- _CHALLENGE_:
Please report every line from the material that contains the word "there".
* * * * *
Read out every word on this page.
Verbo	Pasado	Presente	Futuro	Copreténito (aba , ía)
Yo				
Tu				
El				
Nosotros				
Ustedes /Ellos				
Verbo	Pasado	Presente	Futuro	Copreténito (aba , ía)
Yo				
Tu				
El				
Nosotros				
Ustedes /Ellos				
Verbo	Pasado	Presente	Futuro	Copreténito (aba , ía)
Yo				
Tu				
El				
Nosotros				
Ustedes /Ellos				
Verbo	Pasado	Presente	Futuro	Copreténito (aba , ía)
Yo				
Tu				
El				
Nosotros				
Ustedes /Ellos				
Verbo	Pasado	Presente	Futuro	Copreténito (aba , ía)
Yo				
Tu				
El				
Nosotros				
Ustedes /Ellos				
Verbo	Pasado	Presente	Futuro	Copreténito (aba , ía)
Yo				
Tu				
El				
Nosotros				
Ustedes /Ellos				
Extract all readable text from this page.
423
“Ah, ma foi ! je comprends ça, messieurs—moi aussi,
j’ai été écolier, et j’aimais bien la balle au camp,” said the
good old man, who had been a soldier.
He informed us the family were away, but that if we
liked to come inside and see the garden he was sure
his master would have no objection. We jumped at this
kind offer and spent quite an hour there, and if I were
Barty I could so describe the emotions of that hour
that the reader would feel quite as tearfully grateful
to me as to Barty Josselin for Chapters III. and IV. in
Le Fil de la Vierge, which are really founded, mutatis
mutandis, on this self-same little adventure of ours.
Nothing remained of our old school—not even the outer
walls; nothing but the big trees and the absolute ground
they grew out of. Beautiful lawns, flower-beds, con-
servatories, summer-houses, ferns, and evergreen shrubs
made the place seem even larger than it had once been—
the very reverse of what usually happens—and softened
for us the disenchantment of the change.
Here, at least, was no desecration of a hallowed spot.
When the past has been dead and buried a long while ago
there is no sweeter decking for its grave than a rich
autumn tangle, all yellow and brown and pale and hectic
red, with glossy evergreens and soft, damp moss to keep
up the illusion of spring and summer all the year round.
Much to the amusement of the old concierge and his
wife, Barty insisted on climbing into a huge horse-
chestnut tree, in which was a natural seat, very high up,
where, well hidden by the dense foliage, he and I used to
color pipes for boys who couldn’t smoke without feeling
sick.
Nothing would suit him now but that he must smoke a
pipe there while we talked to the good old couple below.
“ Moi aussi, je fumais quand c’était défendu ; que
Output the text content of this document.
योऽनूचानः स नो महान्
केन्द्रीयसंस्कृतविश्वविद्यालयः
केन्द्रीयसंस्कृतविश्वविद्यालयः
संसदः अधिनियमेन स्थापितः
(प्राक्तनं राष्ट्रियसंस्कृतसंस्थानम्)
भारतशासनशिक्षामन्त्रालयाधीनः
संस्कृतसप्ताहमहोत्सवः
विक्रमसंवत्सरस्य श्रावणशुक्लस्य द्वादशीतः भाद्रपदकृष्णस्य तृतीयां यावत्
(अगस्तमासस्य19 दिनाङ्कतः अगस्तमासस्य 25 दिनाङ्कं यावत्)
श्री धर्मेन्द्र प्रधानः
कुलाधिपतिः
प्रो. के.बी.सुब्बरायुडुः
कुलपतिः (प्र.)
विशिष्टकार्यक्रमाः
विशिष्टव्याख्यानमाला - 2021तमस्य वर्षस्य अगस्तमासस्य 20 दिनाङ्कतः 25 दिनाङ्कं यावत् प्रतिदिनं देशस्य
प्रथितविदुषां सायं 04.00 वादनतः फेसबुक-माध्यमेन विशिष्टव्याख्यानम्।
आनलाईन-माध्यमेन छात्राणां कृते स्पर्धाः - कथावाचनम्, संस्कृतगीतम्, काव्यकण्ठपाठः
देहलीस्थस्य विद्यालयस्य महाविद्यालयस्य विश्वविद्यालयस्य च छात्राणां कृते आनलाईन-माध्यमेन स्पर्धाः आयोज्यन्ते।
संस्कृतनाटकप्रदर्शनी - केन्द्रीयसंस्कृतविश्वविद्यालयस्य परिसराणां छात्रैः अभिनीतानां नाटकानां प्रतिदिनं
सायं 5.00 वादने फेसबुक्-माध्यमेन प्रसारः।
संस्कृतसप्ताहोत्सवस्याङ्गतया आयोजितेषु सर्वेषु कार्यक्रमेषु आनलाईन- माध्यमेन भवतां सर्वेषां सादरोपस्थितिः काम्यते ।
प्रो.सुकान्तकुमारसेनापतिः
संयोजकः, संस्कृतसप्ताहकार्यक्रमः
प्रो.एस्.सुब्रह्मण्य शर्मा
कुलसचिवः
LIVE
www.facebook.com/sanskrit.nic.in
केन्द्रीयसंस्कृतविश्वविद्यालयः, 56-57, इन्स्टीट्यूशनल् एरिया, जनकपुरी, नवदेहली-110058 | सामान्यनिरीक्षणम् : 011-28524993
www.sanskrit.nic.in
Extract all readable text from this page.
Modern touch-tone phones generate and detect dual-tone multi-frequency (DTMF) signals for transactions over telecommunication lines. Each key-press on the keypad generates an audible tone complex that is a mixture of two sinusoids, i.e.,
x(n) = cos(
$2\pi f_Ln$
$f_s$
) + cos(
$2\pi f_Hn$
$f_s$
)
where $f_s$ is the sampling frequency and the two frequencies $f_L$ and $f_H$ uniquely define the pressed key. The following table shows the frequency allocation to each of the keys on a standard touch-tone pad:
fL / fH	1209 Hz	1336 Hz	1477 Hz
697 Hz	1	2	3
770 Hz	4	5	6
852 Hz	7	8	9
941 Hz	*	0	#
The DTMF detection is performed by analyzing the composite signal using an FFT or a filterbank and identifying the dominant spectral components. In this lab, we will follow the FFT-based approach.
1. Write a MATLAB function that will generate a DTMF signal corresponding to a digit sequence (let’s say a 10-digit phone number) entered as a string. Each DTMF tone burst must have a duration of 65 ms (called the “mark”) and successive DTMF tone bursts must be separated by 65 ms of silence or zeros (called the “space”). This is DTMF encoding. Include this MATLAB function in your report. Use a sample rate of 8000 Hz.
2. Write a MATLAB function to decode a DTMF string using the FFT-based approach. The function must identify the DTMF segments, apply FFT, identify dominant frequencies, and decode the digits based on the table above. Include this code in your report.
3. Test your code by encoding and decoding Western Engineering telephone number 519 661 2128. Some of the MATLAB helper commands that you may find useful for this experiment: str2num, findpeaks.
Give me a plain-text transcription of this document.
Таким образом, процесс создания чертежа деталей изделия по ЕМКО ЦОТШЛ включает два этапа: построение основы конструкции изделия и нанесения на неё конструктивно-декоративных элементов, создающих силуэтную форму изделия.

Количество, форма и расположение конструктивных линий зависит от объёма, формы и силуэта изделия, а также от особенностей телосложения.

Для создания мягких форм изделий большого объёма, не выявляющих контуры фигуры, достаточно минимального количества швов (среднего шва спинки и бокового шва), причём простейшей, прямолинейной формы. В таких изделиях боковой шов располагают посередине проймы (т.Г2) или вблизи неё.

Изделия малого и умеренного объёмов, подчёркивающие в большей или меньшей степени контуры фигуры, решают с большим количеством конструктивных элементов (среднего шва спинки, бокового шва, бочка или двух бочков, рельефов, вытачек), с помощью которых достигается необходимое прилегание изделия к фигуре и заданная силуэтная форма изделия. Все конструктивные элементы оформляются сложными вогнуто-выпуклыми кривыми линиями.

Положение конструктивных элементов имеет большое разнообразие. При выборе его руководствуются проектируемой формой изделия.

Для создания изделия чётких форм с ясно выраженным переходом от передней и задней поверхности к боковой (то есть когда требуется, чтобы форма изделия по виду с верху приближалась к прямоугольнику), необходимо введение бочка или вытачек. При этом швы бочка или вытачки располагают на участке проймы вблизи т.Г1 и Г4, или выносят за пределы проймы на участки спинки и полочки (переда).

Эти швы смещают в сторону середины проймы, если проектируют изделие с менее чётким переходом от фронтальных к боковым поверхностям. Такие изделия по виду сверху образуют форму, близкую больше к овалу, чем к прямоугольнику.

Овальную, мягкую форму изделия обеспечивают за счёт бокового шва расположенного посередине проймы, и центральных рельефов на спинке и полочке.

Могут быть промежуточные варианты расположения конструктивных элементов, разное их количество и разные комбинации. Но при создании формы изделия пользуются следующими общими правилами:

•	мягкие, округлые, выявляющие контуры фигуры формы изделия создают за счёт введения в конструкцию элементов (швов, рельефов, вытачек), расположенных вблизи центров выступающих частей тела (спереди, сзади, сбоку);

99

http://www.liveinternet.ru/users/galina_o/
* * * * *
- _THE SOLUTION_:
kind offer and spent quite an hour there, and if I were
there is no sweeter decking for its grave than a rich
pipe there while we talked to the good old couple below.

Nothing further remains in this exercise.